▸ **WHAT YOU SHOULD DO**
Every entry below should be printed exactly, without its images.

▸ **DATA LINES**
++++++++++++++++++++

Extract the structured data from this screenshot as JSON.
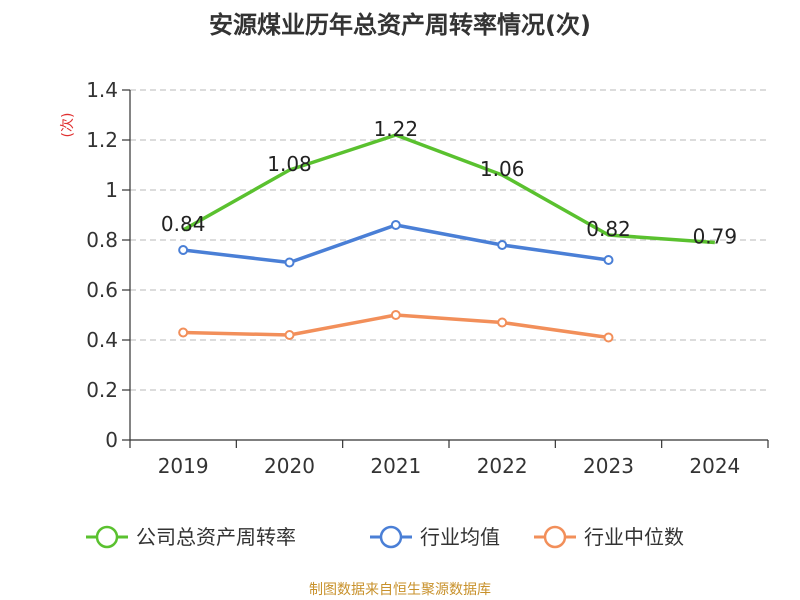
{
  "chart_data": {
    "type": "line",
    "title": "安源煤业历年总资产周转率情况(次)",
    "ylabel": "(次)",
    "categories": [
      "2019",
      "2020",
      "2021",
      "2022",
      "2023",
      "2024"
    ],
    "ylim": [
      0,
      1.4
    ],
    "yticks": [
      0,
      0.2,
      0.4,
      0.6,
      0.8,
      1,
      1.2,
      1.4
    ],
    "ytick_labels": [
      "0",
      "0.2",
      "0.4",
      "0.6",
      "0.8",
      "1",
      "1.2",
      "1.4"
    ],
    "grid": true,
    "legend_position": "bottom",
    "series": [
      {
        "name": "公司总资产周转率",
        "color": "#5ac12f",
        "values": [
          0.84,
          1.08,
          1.22,
          1.06,
          0.82,
          0.79
        ],
        "data_labels": [
          "0.84",
          "1.08",
          "1.22",
          "1.06",
          "0.82",
          "0.79"
        ]
      },
      {
        "name": "行业均值",
        "color": "#4a7fd6",
        "values": [
          0.76,
          0.71,
          0.86,
          0.78,
          0.72,
          null
        ]
      },
      {
        "name": "行业中位数",
        "color": "#f28f5a",
        "values": [
          0.43,
          0.42,
          0.5,
          0.47,
          0.41,
          null
        ]
      }
    ],
    "source": "制图数据来自恒生聚源数据库"
  }
}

++++++++++++++++++++

▸ **WRITTEN ANSWER**
Extract the structured data from this screenshot as JSON.
{
  "chart_data": {
    "type": "line",
    "title": "安源煤业历年总资产周转率情况(次)",
    "ylabel": "(次)",
    "categories": [
      "2019",
      "2020",
      "2021",
      "2022",
      "2023",
      "2024"
    ],
    "ylim": [
      0,
      1.4
    ],
    "yticks": [
      0,
      0.2,
      0.4,
      0.6,
      0.8,
      1,
      1.2,
      1.4
    ],
    "ytick_labels": [
      "0",
      "0.2",
      "0.4",
      "0.6",
      "0.8",
      "1",
      "1.2",
      "1.4"
    ],
    "grid": true,
    "legend_position": "bottom",
    "series": [
      {
        "name": "公司总资产周转率",
        "color": "#5ac12f",
        "values": [
          0.84,
          1.08,
          1.22,
          1.06,
          0.82,
          0.79
        ],
        "data_labels": [
          "0.84",
          "1.08",
          "1.22",
          "1.06",
          "0.82",
          "0.79"
        ]
      },
      {
        "name": "行业均值",
        "color": "#4a7fd6",
        "values": [
          0.76,
          0.71,
          0.86,
          0.78,
          0.72,
          null
        ]
      },
      {
        "name": "行业中位数",
        "color": "#f28f5a",
        "values": [
          0.43,
          0.42,
          0.5,
          0.47,
          0.41,
          null
        ]
      }
    ],
    "source": "制图数据来自恒生聚源数据库"
  }
}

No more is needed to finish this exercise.